WHAT YOU HAVE TO DO — Each line that holds the word "frontage" counts once. Give the total number of such lines and nothing else.

THE RECORDS —
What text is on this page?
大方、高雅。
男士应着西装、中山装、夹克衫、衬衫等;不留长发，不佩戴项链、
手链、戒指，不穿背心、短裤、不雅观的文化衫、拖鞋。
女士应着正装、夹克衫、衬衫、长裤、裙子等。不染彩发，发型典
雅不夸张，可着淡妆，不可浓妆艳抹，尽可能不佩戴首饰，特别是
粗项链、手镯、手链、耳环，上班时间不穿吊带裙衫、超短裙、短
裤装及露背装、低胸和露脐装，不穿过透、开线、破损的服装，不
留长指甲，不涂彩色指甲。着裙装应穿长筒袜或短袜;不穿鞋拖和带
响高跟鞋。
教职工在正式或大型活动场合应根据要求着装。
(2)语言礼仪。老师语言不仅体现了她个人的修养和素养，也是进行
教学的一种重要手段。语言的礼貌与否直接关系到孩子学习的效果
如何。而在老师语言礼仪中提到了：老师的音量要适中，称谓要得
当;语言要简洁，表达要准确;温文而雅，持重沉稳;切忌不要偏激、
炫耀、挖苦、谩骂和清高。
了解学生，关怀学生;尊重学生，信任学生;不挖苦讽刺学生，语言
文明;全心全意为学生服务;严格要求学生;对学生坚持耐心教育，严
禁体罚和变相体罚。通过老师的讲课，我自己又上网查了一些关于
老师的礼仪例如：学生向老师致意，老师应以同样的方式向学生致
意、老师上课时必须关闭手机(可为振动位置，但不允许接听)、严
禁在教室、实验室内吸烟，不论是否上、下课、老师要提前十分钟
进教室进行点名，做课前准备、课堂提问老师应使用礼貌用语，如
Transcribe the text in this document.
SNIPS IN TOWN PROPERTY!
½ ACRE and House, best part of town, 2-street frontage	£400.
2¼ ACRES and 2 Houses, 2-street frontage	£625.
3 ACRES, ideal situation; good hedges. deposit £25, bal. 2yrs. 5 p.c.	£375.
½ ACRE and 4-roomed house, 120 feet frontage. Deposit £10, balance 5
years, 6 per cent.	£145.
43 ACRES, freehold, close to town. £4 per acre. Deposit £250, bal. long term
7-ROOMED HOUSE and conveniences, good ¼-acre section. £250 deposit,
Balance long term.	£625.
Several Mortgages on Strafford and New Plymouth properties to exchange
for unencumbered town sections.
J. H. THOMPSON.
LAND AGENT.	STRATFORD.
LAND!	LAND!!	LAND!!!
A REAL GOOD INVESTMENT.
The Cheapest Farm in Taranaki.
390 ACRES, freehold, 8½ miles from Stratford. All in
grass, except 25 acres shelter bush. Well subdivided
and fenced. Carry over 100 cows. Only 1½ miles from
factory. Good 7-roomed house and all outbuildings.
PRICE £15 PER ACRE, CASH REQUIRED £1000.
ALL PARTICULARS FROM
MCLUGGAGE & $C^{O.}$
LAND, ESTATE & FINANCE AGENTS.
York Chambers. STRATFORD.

EXERCISE SOLUTION — 3